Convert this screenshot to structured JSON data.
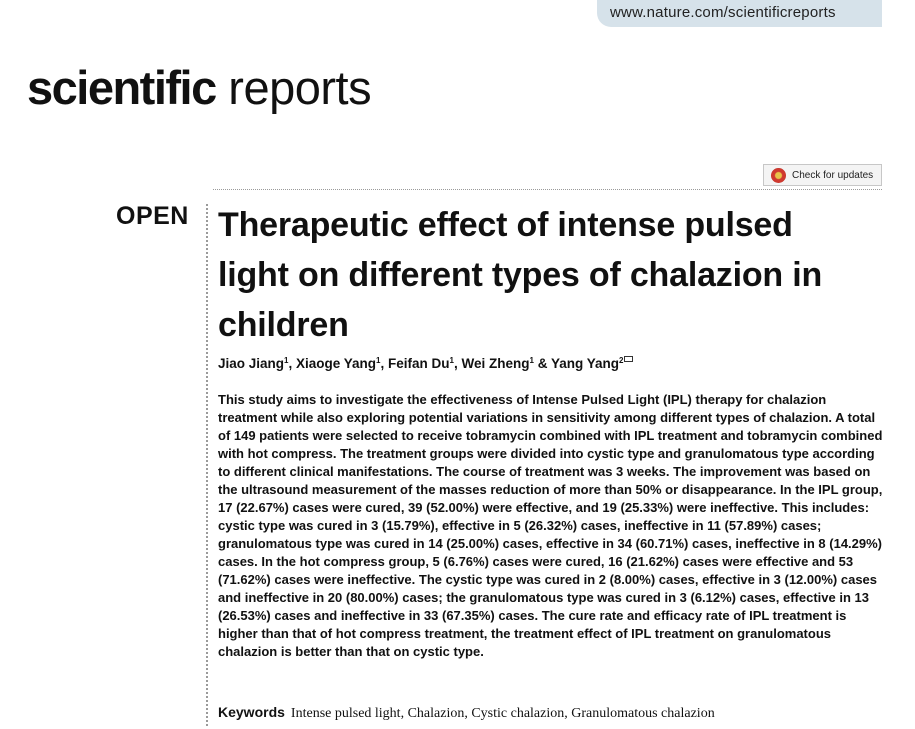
{
  "header": {
    "url": "www.nature.com/scientificreports",
    "journal_name_bold": "scientific",
    "journal_name_light": " reports",
    "check_updates_label": "Check for updates"
  },
  "article": {
    "access_label": "OPEN",
    "title": "Therapeutic effect of intense pulsed light on different types of chalazion in children",
    "authors": [
      {
        "name": "Jiao Jiang",
        "sup": "1",
        "sep": ", "
      },
      {
        "name": "Xiaoge Yang",
        "sup": "1",
        "sep": ", "
      },
      {
        "name": "Feifan Du",
        "sup": "1",
        "sep": ", "
      },
      {
        "name": "Wei Zheng",
        "sup": "1",
        "sep": " & "
      },
      {
        "name": "Yang Yang",
        "sup": "2",
        "sep": ""
      }
    ],
    "abstract": "This study aims to investigate the effectiveness of Intense Pulsed Light (IPL) therapy for chalazion treatment while also exploring potential variations in sensitivity among different types of chalazion. A total of 149 patients were selected to receive tobramycin combined with IPL treatment and tobramycin combined with hot compress. The treatment groups were divided into cystic type and granulomatous type according to different clinical manifestations. The course of treatment was 3 weeks. The improvement was based on the ultrasound measurement of the masses reduction of more than 50% or disappearance. In the IPL group, 17 (22.67%) cases were cured, 39 (52.00%) were effective, and 19 (25.33%) were ineffective. This includes: cystic type was cured in 3 (15.79%), effective in 5 (26.32%) cases, ineffective in 11 (57.89%) cases; granulomatous type was cured in 14 (25.00%) cases, effective in 34 (60.71%) cases, ineffective in 8 (14.29%) cases. In the hot compress group, 5 (6.76%) cases were cured, 16 (21.62%) cases were effective and 53 (71.62%) cases were ineffective. The cystic type was cured in 2 (8.00%) cases, effective in 3 (12.00%) cases and ineffective in 20 (80.00%) cases; the granulomatous type was cured in 3 (6.12%) cases, effective in 13 (26.53%) cases and ineffective in 33 (67.35%) cases. The cure rate and efficacy rate of IPL treatment is higher than that of hot compress treatment, the treatment effect of IPL treatment on granulomatous chalazion is better than that on cystic type.",
    "keywords_label": "Keywords",
    "keywords": "Intense pulsed light, Chalazion, Cystic chalazion, Granulomatous chalazion"
  }
}
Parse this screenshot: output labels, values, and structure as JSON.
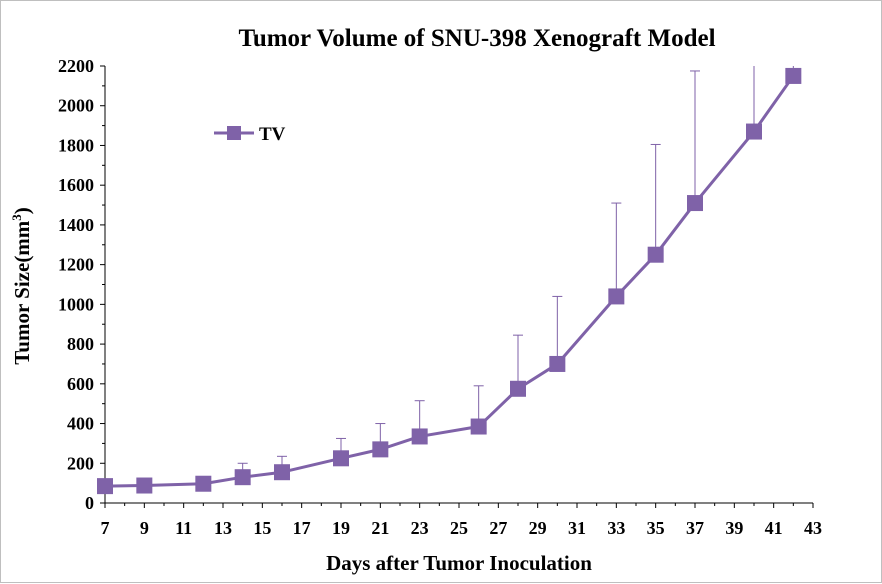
{
  "chart_data": {
    "type": "line",
    "title": "Tumor Volume of SNU-398 Xenograft Model",
    "xlabel": "Days after Tumor Inoculation",
    "ylabel_main": "Tumor Size(mm",
    "ylabel_sup": "3",
    "ylabel_close": ")",
    "xlim": [
      7,
      43
    ],
    "ylim": [
      0,
      2200
    ],
    "xticks": [
      7,
      9,
      11,
      13,
      15,
      17,
      19,
      21,
      23,
      25,
      27,
      29,
      31,
      33,
      35,
      37,
      39,
      41,
      43
    ],
    "yticks": [
      0,
      200,
      400,
      600,
      800,
      1000,
      1200,
      1400,
      1600,
      1800,
      2000,
      2200
    ],
    "grid": false,
    "legend_position": "top-left",
    "series": [
      {
        "name": "TV",
        "color": "#7f62a8",
        "marker": "square",
        "x": [
          7,
          9,
          12,
          14,
          16,
          19,
          21,
          23,
          26,
          28,
          30,
          33,
          35,
          37,
          40,
          42
        ],
        "y": [
          85,
          88,
          97,
          130,
          155,
          225,
          270,
          335,
          385,
          575,
          700,
          1040,
          1250,
          1510,
          1870,
          2150
        ],
        "error_upper": [
          null,
          null,
          null,
          200,
          235,
          325,
          400,
          515,
          590,
          845,
          1040,
          1510,
          1805,
          2175,
          2250,
          2250
        ]
      }
    ]
  }
}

**Exercise goal:** Copy the lines above exactly and exclude every image.

**Response area:**
Convert this screenshot to structured JSON data.
{
  "header": {
    "url": "www.nature.com/scientificreports",
    "journal_name_bold": "scientific",
    "journal_name_light": " reports",
    "check_updates_label": "Check for updates"
  },
  "article": {
    "access_label": "OPEN",
    "title": "Therapeutic effect of intense pulsed light on different types of chalazion in children",
    "authors": [
      {
        "name": "Jiao Jiang",
        "sup": "1",
        "sep": ", "
      },
      {
        "name": "Xiaoge Yang",
        "sup": "1",
        "sep": ", "
      },
      {
        "name": "Feifan Du",
        "sup": "1",
        "sep": ", "
      },
      {
        "name": "Wei Zheng",
        "sup": "1",
        "sep": " & "
      },
      {
        "name": "Yang Yang",
        "sup": "2",
        "sep": ""
      }
    ],
    "abstract": "This study aims to investigate the effectiveness of Intense Pulsed Light (IPL) therapy for chalazion treatment while also exploring potential variations in sensitivity among different types of chalazion. A total of 149 patients were selected to receive tobramycin combined with IPL treatment and tobramycin combined with hot compress. The treatment groups were divided into cystic type and granulomatous type according to different clinical manifestations. The course of treatment was 3 weeks. The improvement was based on the ultrasound measurement of the masses reduction of more than 50% or disappearance. In the IPL group, 17 (22.67%) cases were cured, 39 (52.00%) were effective, and 19 (25.33%) were ineffective. This includes: cystic type was cured in 3 (15.79%), effective in 5 (26.32%) cases, ineffective in 11 (57.89%) cases; granulomatous type was cured in 14 (25.00%) cases, effective in 34 (60.71%) cases, ineffective in 8 (14.29%) cases. In the hot compress group, 5 (6.76%) cases were cured, 16 (21.62%) cases were effective and 53 (71.62%) cases were ineffective. The cystic type was cured in 2 (8.00%) cases, effective in 3 (12.00%) cases and ineffective in 20 (80.00%) cases; the granulomatous type was cured in 3 (6.12%) cases, effective in 13 (26.53%) cases and ineffective in 33 (67.35%) cases. The cure rate and efficacy rate of IPL treatment is higher than that of hot compress treatment, the treatment effect of IPL treatment on granulomatous chalazion is better than that on cystic type.",
    "keywords_label": "Keywords",
    "keywords": "Intense pulsed light, Chalazion, Cystic chalazion, Granulomatous chalazion"
  }
}
Parse this screenshot: output labels, values, and structure as JSON.
{
  "chart_data": {
    "type": "line",
    "title": "Tumor Volume of SNU-398 Xenograft Model",
    "xlabel": "Days after Tumor Inoculation",
    "ylabel_main": "Tumor Size(mm",
    "ylabel_sup": "3",
    "ylabel_close": ")",
    "xlim": [
      7,
      43
    ],
    "ylim": [
      0,
      2200
    ],
    "xticks": [
      7,
      9,
      11,
      13,
      15,
      17,
      19,
      21,
      23,
      25,
      27,
      29,
      31,
      33,
      35,
      37,
      39,
      41,
      43
    ],
    "yticks": [
      0,
      200,
      400,
      600,
      800,
      1000,
      1200,
      1400,
      1600,
      1800,
      2000,
      2200
    ],
    "grid": false,
    "legend_position": "top-left",
    "series": [
      {
        "name": "TV",
        "color": "#7f62a8",
        "marker": "square",
        "x": [
          7,
          9,
          12,
          14,
          16,
          19,
          21,
          23,
          26,
          28,
          30,
          33,
          35,
          37,
          40,
          42
        ],
        "y": [
          85,
          88,
          97,
          130,
          155,
          225,
          270,
          335,
          385,
          575,
          700,
          1040,
          1250,
          1510,
          1870,
          2150
        ],
        "error_upper": [
          null,
          null,
          null,
          200,
          235,
          325,
          400,
          515,
          590,
          845,
          1040,
          1510,
          1805,
          2175,
          2250,
          2250
        ]
      }
    ]
  }
}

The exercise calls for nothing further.